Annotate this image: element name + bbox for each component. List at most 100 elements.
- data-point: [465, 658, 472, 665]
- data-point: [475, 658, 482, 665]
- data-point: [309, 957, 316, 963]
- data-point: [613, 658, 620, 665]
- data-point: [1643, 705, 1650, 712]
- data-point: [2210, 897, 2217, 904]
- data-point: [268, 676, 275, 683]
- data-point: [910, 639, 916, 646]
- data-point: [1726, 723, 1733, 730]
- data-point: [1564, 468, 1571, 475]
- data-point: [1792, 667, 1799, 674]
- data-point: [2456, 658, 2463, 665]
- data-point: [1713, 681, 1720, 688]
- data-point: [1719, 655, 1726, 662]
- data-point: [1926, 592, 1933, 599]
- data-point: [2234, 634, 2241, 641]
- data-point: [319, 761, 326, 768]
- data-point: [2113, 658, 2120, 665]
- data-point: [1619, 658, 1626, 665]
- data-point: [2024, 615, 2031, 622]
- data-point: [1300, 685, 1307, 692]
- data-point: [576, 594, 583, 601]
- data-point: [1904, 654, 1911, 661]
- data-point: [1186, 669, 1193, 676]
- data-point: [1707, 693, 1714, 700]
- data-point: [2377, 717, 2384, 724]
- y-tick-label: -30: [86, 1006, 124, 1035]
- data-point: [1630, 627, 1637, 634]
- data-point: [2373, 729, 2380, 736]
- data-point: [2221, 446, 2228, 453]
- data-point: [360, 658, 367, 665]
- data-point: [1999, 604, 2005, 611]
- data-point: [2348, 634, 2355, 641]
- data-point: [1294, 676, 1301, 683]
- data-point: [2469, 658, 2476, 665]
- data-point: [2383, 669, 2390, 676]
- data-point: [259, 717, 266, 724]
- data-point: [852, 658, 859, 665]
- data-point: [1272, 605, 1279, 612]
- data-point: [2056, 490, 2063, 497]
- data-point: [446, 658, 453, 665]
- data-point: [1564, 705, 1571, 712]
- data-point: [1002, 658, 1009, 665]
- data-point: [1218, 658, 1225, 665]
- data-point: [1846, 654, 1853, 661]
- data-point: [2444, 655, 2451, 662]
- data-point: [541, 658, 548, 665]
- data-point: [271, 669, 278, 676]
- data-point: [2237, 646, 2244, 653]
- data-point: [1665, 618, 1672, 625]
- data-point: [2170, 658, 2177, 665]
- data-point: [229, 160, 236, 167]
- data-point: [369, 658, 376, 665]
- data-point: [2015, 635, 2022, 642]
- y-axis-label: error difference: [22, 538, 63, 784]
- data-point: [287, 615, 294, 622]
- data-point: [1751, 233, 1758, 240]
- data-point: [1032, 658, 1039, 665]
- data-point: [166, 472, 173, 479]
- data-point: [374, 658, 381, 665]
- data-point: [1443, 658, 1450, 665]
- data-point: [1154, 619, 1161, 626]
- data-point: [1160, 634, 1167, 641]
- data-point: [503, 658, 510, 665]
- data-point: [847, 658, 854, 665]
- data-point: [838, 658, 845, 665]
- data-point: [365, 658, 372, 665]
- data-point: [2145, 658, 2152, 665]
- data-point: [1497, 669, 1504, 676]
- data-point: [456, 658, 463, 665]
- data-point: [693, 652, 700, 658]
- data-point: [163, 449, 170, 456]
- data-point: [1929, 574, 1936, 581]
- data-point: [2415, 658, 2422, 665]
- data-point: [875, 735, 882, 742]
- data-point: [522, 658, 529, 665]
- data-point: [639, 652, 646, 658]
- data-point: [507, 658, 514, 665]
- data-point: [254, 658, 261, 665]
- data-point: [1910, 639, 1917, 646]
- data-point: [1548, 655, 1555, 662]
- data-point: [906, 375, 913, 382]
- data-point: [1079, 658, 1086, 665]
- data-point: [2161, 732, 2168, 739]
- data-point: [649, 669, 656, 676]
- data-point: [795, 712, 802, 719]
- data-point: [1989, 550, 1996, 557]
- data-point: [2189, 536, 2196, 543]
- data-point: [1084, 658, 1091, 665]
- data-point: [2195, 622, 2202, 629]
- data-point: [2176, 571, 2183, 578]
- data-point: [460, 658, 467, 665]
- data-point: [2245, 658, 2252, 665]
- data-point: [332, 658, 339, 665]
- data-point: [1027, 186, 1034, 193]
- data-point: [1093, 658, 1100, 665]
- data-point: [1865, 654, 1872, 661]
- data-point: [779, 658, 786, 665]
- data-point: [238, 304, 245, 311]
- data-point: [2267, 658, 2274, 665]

------------------------------------------------------------------------

§ **Task brief**
Rename every "data-point" in the records above to "marker" and write the records out again with nothing else changed.

§ **The result**
Annotate this image: element name + bbox for each component. List at most 100 elements.
- marker: [465, 658, 472, 665]
- marker: [475, 658, 482, 665]
- marker: [309, 957, 316, 963]
- marker: [613, 658, 620, 665]
- marker: [1643, 705, 1650, 712]
- marker: [2210, 897, 2217, 904]
- marker: [268, 676, 275, 683]
- marker: [910, 639, 916, 646]
- marker: [1726, 723, 1733, 730]
- marker: [1564, 468, 1571, 475]
- marker: [1792, 667, 1799, 674]
- marker: [2456, 658, 2463, 665]
- marker: [1713, 681, 1720, 688]
- marker: [1719, 655, 1726, 662]
- marker: [1926, 592, 1933, 599]
- marker: [2234, 634, 2241, 641]
- marker: [319, 761, 326, 768]
- marker: [2113, 658, 2120, 665]
- marker: [1619, 658, 1626, 665]
- marker: [2024, 615, 2031, 622]
- marker: [1300, 685, 1307, 692]
- marker: [576, 594, 583, 601]
- marker: [1904, 654, 1911, 661]
- marker: [1186, 669, 1193, 676]
- marker: [1707, 693, 1714, 700]
- marker: [2377, 717, 2384, 724]
- y-tick-label: -30: [86, 1006, 124, 1035]
- marker: [1630, 627, 1637, 634]
- marker: [2373, 729, 2380, 736]
- marker: [2221, 446, 2228, 453]
- marker: [360, 658, 367, 665]
- marker: [1999, 604, 2005, 611]
- marker: [2348, 634, 2355, 641]
- marker: [1294, 676, 1301, 683]
- marker: [2469, 658, 2476, 665]
- marker: [2383, 669, 2390, 676]
- marker: [259, 717, 266, 724]
- marker: [852, 658, 859, 665]
- marker: [1272, 605, 1279, 612]
- marker: [2056, 490, 2063, 497]
- marker: [446, 658, 453, 665]
- marker: [1564, 705, 1571, 712]
- marker: [1002, 658, 1009, 665]
- marker: [1218, 658, 1225, 665]
- marker: [1846, 654, 1853, 661]
- marker: [2444, 655, 2451, 662]
- marker: [541, 658, 548, 665]
- marker: [271, 669, 278, 676]
- marker: [2237, 646, 2244, 653]
- marker: [1665, 618, 1672, 625]
- marker: [2170, 658, 2177, 665]
- marker: [229, 160, 236, 167]
- marker: [369, 658, 376, 665]
- marker: [2015, 635, 2022, 642]
- y-axis-label: error difference: [22, 538, 63, 784]
- marker: [287, 615, 294, 622]
- marker: [1751, 233, 1758, 240]
- marker: [1032, 658, 1039, 665]
- marker: [166, 472, 173, 479]
- marker: [374, 658, 381, 665]
- marker: [1443, 658, 1450, 665]
- marker: [1154, 619, 1161, 626]
- marker: [1160, 634, 1167, 641]
- marker: [503, 658, 510, 665]
- marker: [847, 658, 854, 665]
- marker: [838, 658, 845, 665]
- marker: [365, 658, 372, 665]
- marker: [2145, 658, 2152, 665]
- marker: [1497, 669, 1504, 676]
- marker: [456, 658, 463, 665]
- marker: [693, 652, 700, 658]
- marker: [163, 449, 170, 456]
- marker: [1929, 574, 1936, 581]
- marker: [2415, 658, 2422, 665]
- marker: [875, 735, 882, 742]
- marker: [522, 658, 529, 665]
- marker: [639, 652, 646, 658]
- marker: [507, 658, 514, 665]
- marker: [254, 658, 261, 665]
- marker: [1910, 639, 1917, 646]
- marker: [1548, 655, 1555, 662]
- marker: [906, 375, 913, 382]
- marker: [1079, 658, 1086, 665]
- marker: [2161, 732, 2168, 739]
- marker: [649, 669, 656, 676]
- marker: [795, 712, 802, 719]
- marker: [1989, 550, 1996, 557]
- marker: [2189, 536, 2196, 543]
- marker: [1084, 658, 1091, 665]
- marker: [2195, 622, 2202, 629]
- marker: [2176, 571, 2183, 578]
- marker: [460, 658, 467, 665]
- marker: [2245, 658, 2252, 665]
- marker: [332, 658, 339, 665]
- marker: [1027, 186, 1034, 193]
- marker: [1093, 658, 1100, 665]
- marker: [1865, 654, 1872, 661]
- marker: [779, 658, 786, 665]
- marker: [238, 304, 245, 311]
- marker: [2267, 658, 2274, 665]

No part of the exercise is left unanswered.